◆ **Direction**
Extract all of the data and reproduce it precisely.

═══ Records for this task

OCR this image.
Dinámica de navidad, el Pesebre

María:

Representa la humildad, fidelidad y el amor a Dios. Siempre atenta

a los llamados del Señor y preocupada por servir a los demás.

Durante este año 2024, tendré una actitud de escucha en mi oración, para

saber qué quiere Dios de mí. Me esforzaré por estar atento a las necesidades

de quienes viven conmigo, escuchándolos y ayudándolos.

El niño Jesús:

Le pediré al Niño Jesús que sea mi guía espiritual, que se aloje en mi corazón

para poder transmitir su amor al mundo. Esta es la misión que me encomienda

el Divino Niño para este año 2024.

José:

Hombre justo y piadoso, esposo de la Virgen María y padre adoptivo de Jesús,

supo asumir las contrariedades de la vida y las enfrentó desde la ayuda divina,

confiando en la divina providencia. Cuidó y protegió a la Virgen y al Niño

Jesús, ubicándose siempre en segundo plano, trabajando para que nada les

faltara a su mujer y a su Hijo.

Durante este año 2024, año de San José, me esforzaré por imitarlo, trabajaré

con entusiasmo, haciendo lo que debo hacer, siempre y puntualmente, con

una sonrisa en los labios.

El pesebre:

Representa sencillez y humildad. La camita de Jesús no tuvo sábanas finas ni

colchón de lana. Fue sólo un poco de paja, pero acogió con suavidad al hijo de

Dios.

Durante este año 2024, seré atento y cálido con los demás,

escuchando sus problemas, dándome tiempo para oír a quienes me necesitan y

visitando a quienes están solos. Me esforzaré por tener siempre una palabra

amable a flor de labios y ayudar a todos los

══════

◆ **Output for this task**
OCR this image.
Dinámica de navidad, el Pesebre

María:

Representa la humildad, fidelidad y el amor a Dios. Siempre atenta

a los llamados del Señor y preocupada por servir a los demás.

Durante este año 2024, tendré una actitud de escucha en mi oración, para

saber qué quiere Dios de mí. Me esforzaré por estar atento a las necesidades

de quienes viven conmigo, escuchándolos y ayudándolos.

El niño Jesús:

Le pediré al Niño Jesús que sea mi guía espiritual, que se aloje en mi corazón

para poder transmitir su amor al mundo. Esta es la misión que me encomienda

el Divino Niño para este año 2024.

José:

Hombre justo y piadoso, esposo de la Virgen María y padre adoptivo de Jesús,

supo asumir las contrariedades de la vida y las enfrentó desde la ayuda divina,

confiando en la divina providencia. Cuidó y protegió a la Virgen y al Niño

Jesús, ubicándose siempre en segundo plano, trabajando para que nada les

faltara a su mujer y a su Hijo.

Durante este año 2024, año de San José, me esforzaré por imitarlo, trabajaré

con entusiasmo, haciendo lo que debo hacer, siempre y puntualmente, con

una sonrisa en los labios.

El pesebre:

Representa sencillez y humildad. La camita de Jesús no tuvo sábanas finas ni

colchón de lana. Fue sólo un poco de paja, pero acogió con suavidad al hijo de

Dios.

Durante este año 2024, seré atento y cálido con los demás,

escuchando sus problemas, dándome tiempo para oír a quienes me necesitan y

visitando a quienes están solos. Me esforzaré por tener siempre una palabra

amable a flor de labios y ayudar a todos los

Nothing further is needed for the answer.